§ Exercise prompt: Quote the entries that follow exactly, leaving none out.

━━━━━━━━

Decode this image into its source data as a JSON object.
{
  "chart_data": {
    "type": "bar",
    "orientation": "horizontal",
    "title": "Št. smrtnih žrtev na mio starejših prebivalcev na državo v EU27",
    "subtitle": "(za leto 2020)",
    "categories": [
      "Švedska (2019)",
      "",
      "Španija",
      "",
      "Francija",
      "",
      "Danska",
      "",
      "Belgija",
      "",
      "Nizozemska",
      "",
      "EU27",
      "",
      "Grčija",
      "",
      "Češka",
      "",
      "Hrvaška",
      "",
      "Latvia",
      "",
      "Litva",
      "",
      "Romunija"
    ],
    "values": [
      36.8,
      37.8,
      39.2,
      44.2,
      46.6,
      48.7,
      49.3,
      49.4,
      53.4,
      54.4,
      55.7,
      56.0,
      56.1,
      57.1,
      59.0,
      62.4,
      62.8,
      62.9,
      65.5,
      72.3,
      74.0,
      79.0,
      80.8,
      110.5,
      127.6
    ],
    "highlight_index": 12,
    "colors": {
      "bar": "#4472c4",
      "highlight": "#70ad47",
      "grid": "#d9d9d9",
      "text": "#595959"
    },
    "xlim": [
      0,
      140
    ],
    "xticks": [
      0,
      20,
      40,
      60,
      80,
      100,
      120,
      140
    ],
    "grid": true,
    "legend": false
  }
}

━━━━━━━━

§ Response to this exercise:
Decode this image into its source data as a JSON object.
{
  "chart_data": {
    "type": "bar",
    "orientation": "horizontal",
    "title": "Št. smrtnih žrtev na mio starejših prebivalcev na državo v EU27",
    "subtitle": "(za leto 2020)",
    "categories": [
      "Švedska (2019)",
      "",
      "Španija",
      "",
      "Francija",
      "",
      "Danska",
      "",
      "Belgija",
      "",
      "Nizozemska",
      "",
      "EU27",
      "",
      "Grčija",
      "",
      "Češka",
      "",
      "Hrvaška",
      "",
      "Latvia",
      "",
      "Litva",
      "",
      "Romunija"
    ],
    "values": [
      36.8,
      37.8,
      39.2,
      44.2,
      46.6,
      48.7,
      49.3,
      49.4,
      53.4,
      54.4,
      55.7,
      56.0,
      56.1,
      57.1,
      59.0,
      62.4,
      62.8,
      62.9,
      65.5,
      72.3,
      74.0,
      79.0,
      80.8,
      110.5,
      127.6
    ],
    "highlight_index": 12,
    "colors": {
      "bar": "#4472c4",
      "highlight": "#70ad47",
      "grid": "#d9d9d9",
      "text": "#595959"
    },
    "xlim": [
      0,
      140
    ],
    "xticks": [
      0,
      20,
      40,
      60,
      80,
      100,
      120,
      140
    ],
    "grid": true,
    "legend": false
  }
}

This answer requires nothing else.